- **WRITTEN TASK**:
The entries are to be returned exactly, with images left out.

[Records from a collection]
....
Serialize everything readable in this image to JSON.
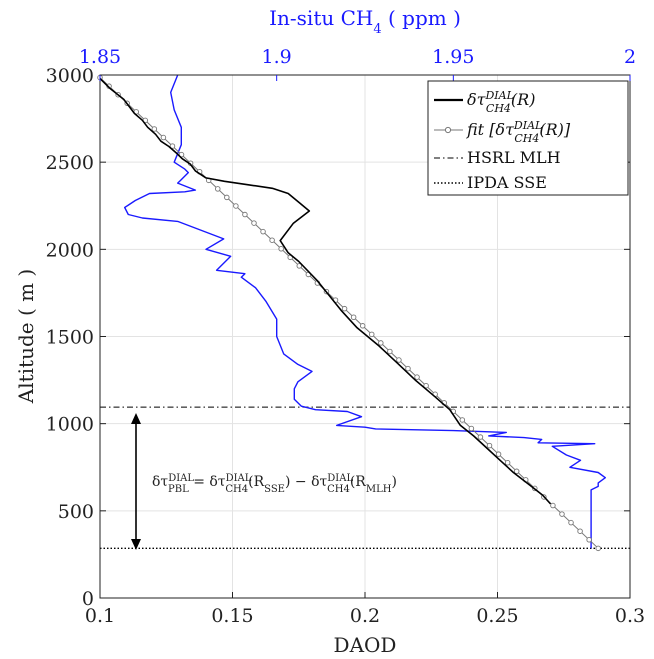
{
  "chart_data": {
    "type": "line",
    "xlabel": "DAOD",
    "ylabel": "Altitude ( m )",
    "top_xlabel": "In-situ CH",
    "top_xlabel_sub": "4",
    "top_xlabel_unit": " ( ppm )",
    "xlim": [
      0.1,
      0.3
    ],
    "ylim": [
      0,
      3000
    ],
    "top_xlim": [
      1.85,
      2.0
    ],
    "x_ticks": [
      "0.1",
      "0.15",
      "0.2",
      "0.25",
      "0.3"
    ],
    "y_ticks": [
      "0",
      "500",
      "1000",
      "1500",
      "2000",
      "2500",
      "3000"
    ],
    "top_ticks": [
      "1.85",
      "1.9",
      "1.95",
      "2"
    ],
    "grid": true,
    "legend_position": "top-right",
    "colors": {
      "dial": "#000000",
      "fit": "#777777",
      "insitu": "#1a1aff",
      "axis": "#222222"
    },
    "legend": [
      {
        "label": "δτ",
        "sup": "DIAL",
        "sub": "CH4",
        "suffix": "(R)"
      },
      {
        "label": "fit [δτ",
        "sup": "DIAL",
        "sub": "CH4",
        "suffix": "(R)]"
      },
      {
        "label": "HSRL MLH"
      },
      {
        "label": "IPDA SSE"
      }
    ],
    "annotation": {
      "text": "δτ_PBL^DIAL = δτ_CH4^DIAL(R_SSE) − δτ_CH4^DIAL(R_MLH)"
    },
    "hlines": {
      "hsrl_mlh": 1095,
      "ipda_sse": 285
    },
    "series": [
      {
        "name": "δτ CH4 DIAL (R)",
        "x": [
          0.1,
          0.104,
          0.109,
          0.111,
          0.113,
          0.116,
          0.118,
          0.121,
          0.123,
          0.126,
          0.129,
          0.131,
          0.134,
          0.136,
          0.14,
          0.147,
          0.156,
          0.165,
          0.171,
          0.175,
          0.179,
          0.173,
          0.168,
          0.171,
          0.175,
          0.182,
          0.191,
          0.197,
          0.205,
          0.212,
          0.219,
          0.226,
          0.232,
          0.236,
          0.241,
          0.246,
          0.251,
          0.256,
          0.262,
          0.267,
          0.27
        ],
        "y": [
          2980,
          2920,
          2860,
          2820,
          2780,
          2740,
          2700,
          2660,
          2620,
          2590,
          2550,
          2520,
          2490,
          2450,
          2410,
          2390,
          2370,
          2350,
          2320,
          2270,
          2220,
          2150,
          2050,
          1980,
          1930,
          1820,
          1650,
          1550,
          1450,
          1350,
          1250,
          1160,
          1080,
          990,
          930,
          860,
          790,
          720,
          650,
          590,
          540
        ]
      },
      {
        "name": "fit [δτ CH4 DIAL (R)]",
        "x": [
          0.1,
          0.288
        ],
        "y": [
          2985,
          285
        ],
        "markers": 55
      },
      {
        "name": "In-situ CH4 (ppm)",
        "x_units": "ppm",
        "x": [
          1.872,
          1.87,
          1.871,
          1.873,
          1.873,
          1.871,
          1.874,
          1.875,
          1.873,
          1.872,
          1.877,
          1.874,
          1.864,
          1.86,
          1.857,
          1.858,
          1.862,
          1.872,
          1.885,
          1.88,
          1.887,
          1.883,
          1.891,
          1.89,
          1.894,
          1.897,
          1.9,
          1.9,
          1.902,
          1.906,
          1.91,
          1.906,
          1.905,
          1.905,
          1.907,
          1.911,
          1.92,
          1.924,
          1.917,
          1.925,
          1.928,
          1.95,
          1.965,
          1.96,
          1.97,
          1.975,
          1.974,
          1.99,
          1.978,
          1.982,
          1.986,
          1.983,
          1.991,
          1.993,
          1.991,
          1.991,
          1.989,
          1.989,
          1.989
        ],
        "y": [
          3000,
          2900,
          2800,
          2700,
          2600,
          2500,
          2460,
          2440,
          2400,
          2380,
          2340,
          2330,
          2320,
          2280,
          2240,
          2200,
          2180,
          2160,
          2060,
          2000,
          1960,
          1880,
          1860,
          1840,
          1780,
          1700,
          1600,
          1500,
          1400,
          1340,
          1300,
          1240,
          1200,
          1140,
          1100,
          1080,
          1070,
          1040,
          990,
          980,
          970,
          960,
          950,
          930,
          920,
          910,
          890,
          885,
          870,
          820,
          790,
          750,
          720,
          690,
          660,
          640,
          620,
          500,
          285
        ]
      }
    ]
  }
}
....
- **RESULT**:
Serialize everything readable in this image to JSON.
{
  "chart_data": {
    "type": "line",
    "xlabel": "DAOD",
    "ylabel": "Altitude ( m )",
    "top_xlabel": "In-situ CH",
    "top_xlabel_sub": "4",
    "top_xlabel_unit": " ( ppm )",
    "xlim": [
      0.1,
      0.3
    ],
    "ylim": [
      0,
      3000
    ],
    "top_xlim": [
      1.85,
      2.0
    ],
    "x_ticks": [
      "0.1",
      "0.15",
      "0.2",
      "0.25",
      "0.3"
    ],
    "y_ticks": [
      "0",
      "500",
      "1000",
      "1500",
      "2000",
      "2500",
      "3000"
    ],
    "top_ticks": [
      "1.85",
      "1.9",
      "1.95",
      "2"
    ],
    "grid": true,
    "legend_position": "top-right",
    "colors": {
      "dial": "#000000",
      "fit": "#777777",
      "insitu": "#1a1aff",
      "axis": "#222222"
    },
    "legend": [
      {
        "label": "δτ",
        "sup": "DIAL",
        "sub": "CH4",
        "suffix": "(R)"
      },
      {
        "label": "fit [δτ",
        "sup": "DIAL",
        "sub": "CH4",
        "suffix": "(R)]"
      },
      {
        "label": "HSRL MLH"
      },
      {
        "label": "IPDA SSE"
      }
    ],
    "annotation": {
      "text": "δτ_PBL^DIAL = δτ_CH4^DIAL(R_SSE) − δτ_CH4^DIAL(R_MLH)"
    },
    "hlines": {
      "hsrl_mlh": 1095,
      "ipda_sse": 285
    },
    "series": [
      {
        "name": "δτ CH4 DIAL (R)",
        "x": [
          0.1,
          0.104,
          0.109,
          0.111,
          0.113,
          0.116,
          0.118,
          0.121,
          0.123,
          0.126,
          0.129,
          0.131,
          0.134,
          0.136,
          0.14,
          0.147,
          0.156,
          0.165,
          0.171,
          0.175,
          0.179,
          0.173,
          0.168,
          0.171,
          0.175,
          0.182,
          0.191,
          0.197,
          0.205,
          0.212,
          0.219,
          0.226,
          0.232,
          0.236,
          0.241,
          0.246,
          0.251,
          0.256,
          0.262,
          0.267,
          0.27
        ],
        "y": [
          2980,
          2920,
          2860,
          2820,
          2780,
          2740,
          2700,
          2660,
          2620,
          2590,
          2550,
          2520,
          2490,
          2450,
          2410,
          2390,
          2370,
          2350,
          2320,
          2270,
          2220,
          2150,
          2050,
          1980,
          1930,
          1820,
          1650,
          1550,
          1450,
          1350,
          1250,
          1160,
          1080,
          990,
          930,
          860,
          790,
          720,
          650,
          590,
          540
        ]
      },
      {
        "name": "fit [δτ CH4 DIAL (R)]",
        "x": [
          0.1,
          0.288
        ],
        "y": [
          2985,
          285
        ],
        "markers": 55
      },
      {
        "name": "In-situ CH4 (ppm)",
        "x_units": "ppm",
        "x": [
          1.872,
          1.87,
          1.871,
          1.873,
          1.873,
          1.871,
          1.874,
          1.875,
          1.873,
          1.872,
          1.877,
          1.874,
          1.864,
          1.86,
          1.857,
          1.858,
          1.862,
          1.872,
          1.885,
          1.88,
          1.887,
          1.883,
          1.891,
          1.89,
          1.894,
          1.897,
          1.9,
          1.9,
          1.902,
          1.906,
          1.91,
          1.906,
          1.905,
          1.905,
          1.907,
          1.911,
          1.92,
          1.924,
          1.917,
          1.925,
          1.928,
          1.95,
          1.965,
          1.96,
          1.97,
          1.975,
          1.974,
          1.99,
          1.978,
          1.982,
          1.986,
          1.983,
          1.991,
          1.993,
          1.991,
          1.991,
          1.989,
          1.989,
          1.989
        ],
        "y": [
          3000,
          2900,
          2800,
          2700,
          2600,
          2500,
          2460,
          2440,
          2400,
          2380,
          2340,
          2330,
          2320,
          2280,
          2240,
          2200,
          2180,
          2160,
          2060,
          2000,
          1960,
          1880,
          1860,
          1840,
          1780,
          1700,
          1600,
          1500,
          1400,
          1340,
          1300,
          1240,
          1200,
          1140,
          1100,
          1080,
          1070,
          1040,
          990,
          980,
          970,
          960,
          950,
          930,
          920,
          910,
          890,
          885,
          870,
          820,
          790,
          750,
          720,
          690,
          660,
          640,
          620,
          500,
          285
        ]
      }
    ]
  }
}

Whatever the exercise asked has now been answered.